--- Start of RECORD SET ---
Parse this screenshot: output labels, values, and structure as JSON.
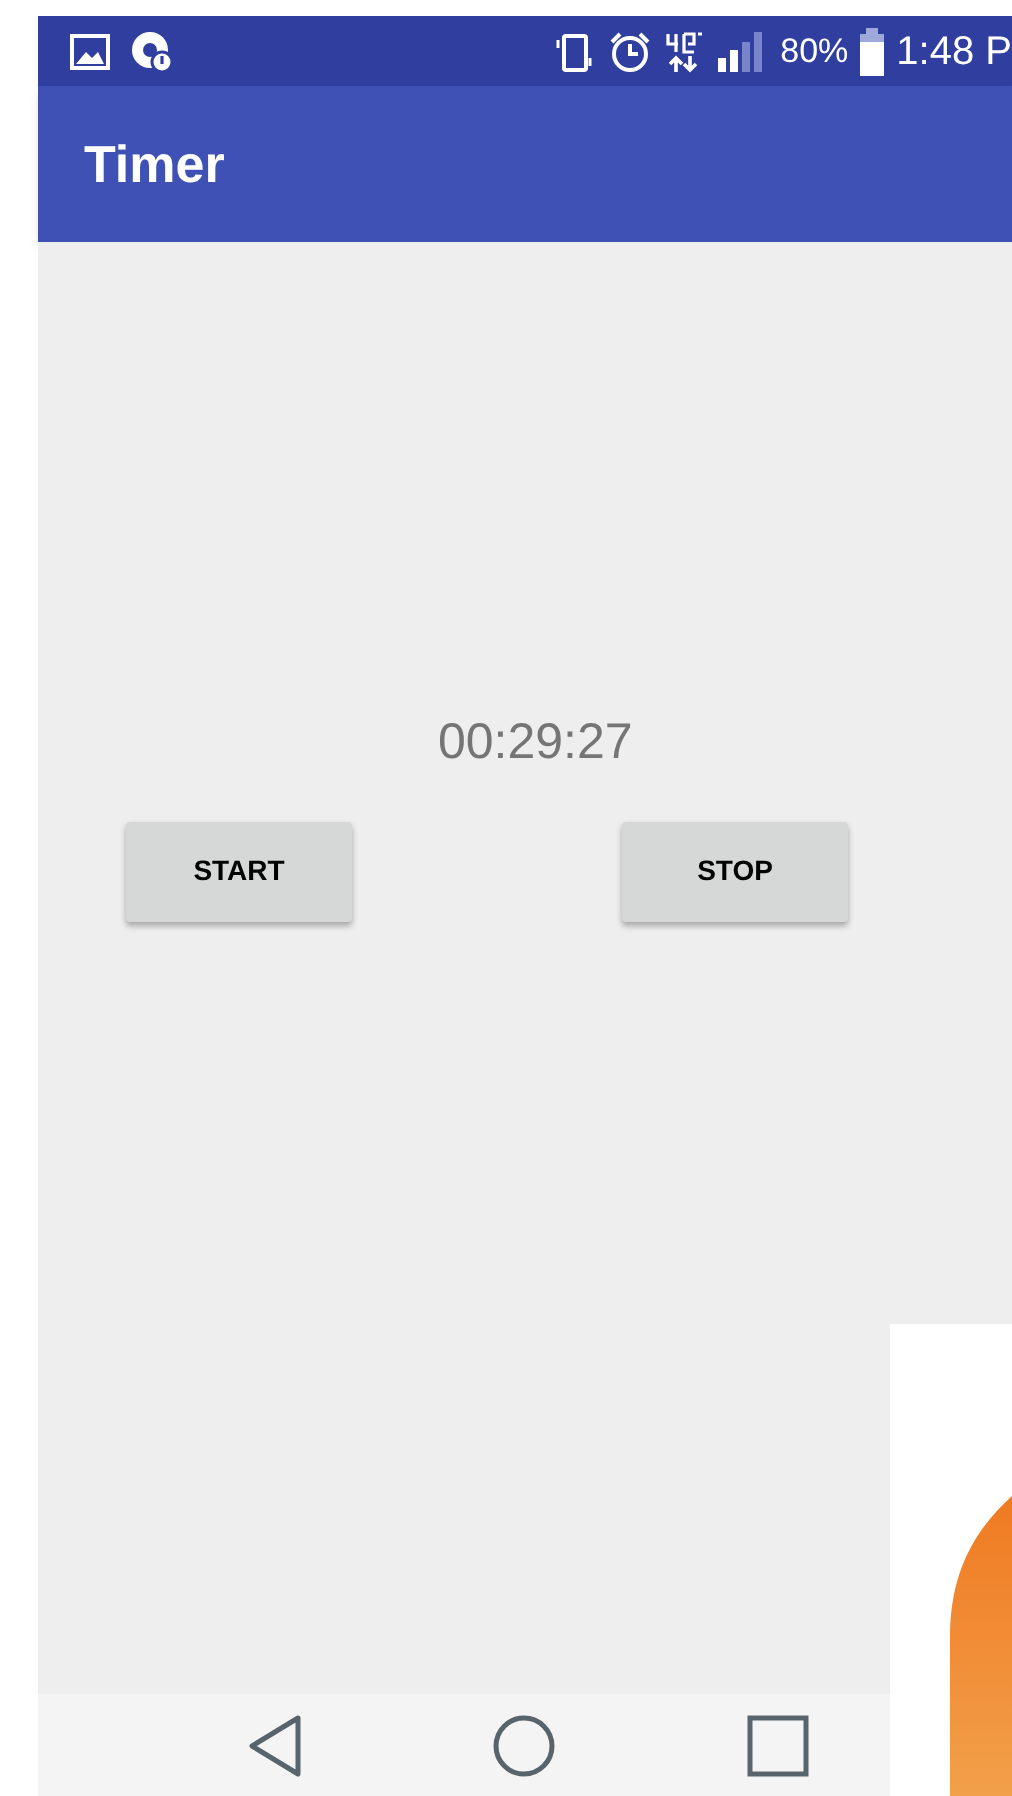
{
  "status_bar": {
    "battery": "80%",
    "time": "1:48 P"
  },
  "app_bar": {
    "title": "Timer"
  },
  "timer": {
    "display": "00:29:27"
  },
  "buttons": [
    {
      "label": "START"
    },
    {
      "label": "STOP"
    }
  ]
}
--- End of RECORD SET ---
## TASK TO CARRY OUT
Copy the records above exactly, leaving out every picture.

## EXPECTED ANSWER
Parse this screenshot: output labels, values, and structure as JSON.
{
  "status_bar": {
    "battery": "80%",
    "time": "1:48 P"
  },
  "app_bar": {
    "title": "Timer"
  },
  "timer": {
    "display": "00:29:27"
  },
  "buttons": [
    {
      "label": "START"
    },
    {
      "label": "STOP"
    }
  ]
}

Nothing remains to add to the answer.